The number of personal names and their variants (e.g. over 100 ways to spell Jun'ichirō) is in the world is in the billions. The number of place names is also large, but they have fewer variants. Identifying names and their variants is a difficult computational linguistic task. Named Entity Recognition (NER) is a hot topic in computational linguistics and plays an important role in many IT applications.
To enhance this technology, CJKI maintains comprehensive databases of several million proper nouns, especially of Japanese names and Chinese names. This document describes some issues of Japanese name variation and provides samples of our extensive Japanese name variant resources. For reference, see also The Role of Lexical Resources in CJK NLP Applications and Named Entity Contextual Clues.
Identifying, processing and normalizing names and their numerous variants are useful in a variety of applications, including:
- Anti money-laundering by financial institutions.
- Security applications such as identifying suspected name variants of terrorists and criminals.
- Query processing by search engines.
- Immigration control systems.
- Improving the accuracy of machine translation.
- Entity and information extraction.
- Segmentation and morphological analysis of CJK languages.
Large databases of name variants play a critical role in such applications. CJKI maintains databases of several million names and name variants in all major and most minor romanization systems for Chinese, Japanese and Korean, including the major Chinese dialects, as well as for Arabic and Spanish.
Japanese personal names are extremely numerous. Our database contains about 400,000 unique given names and some 150,000 surnames (see japname.htm for details). If we add to this the numerous romanized variants, we get millions of names.

[Required work]:
1 > Print the passage from the text on Japanese name variants that runs from "To enhance this" up to and including "Entity Contextual Clues.", without changing any words.
2 > According to the text on Japanese name variants, about how many unique given names does CJKI's database hold?

[Data section]:
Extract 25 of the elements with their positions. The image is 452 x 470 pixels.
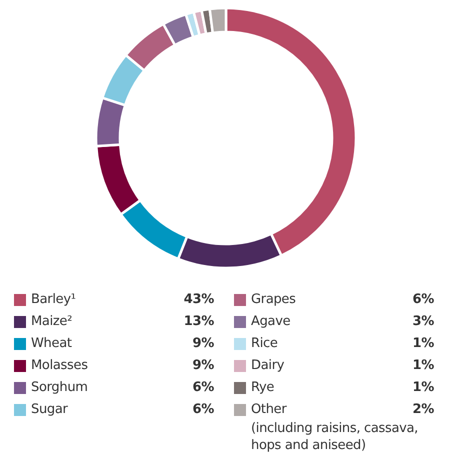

[Worked answers]:
1 >
To enhance this technology, CJKI maintains comprehensive databases of several million proper nouns, especially of Japanese names and Chinese names. This document describes some issues of Japanese name variation and provides samples of our extensive Japanese name variant resources. For reference, see also The Role of Lexical Resources in CJK NLP Applications and Named Entity Contextual Clues.

2 > About 400,000.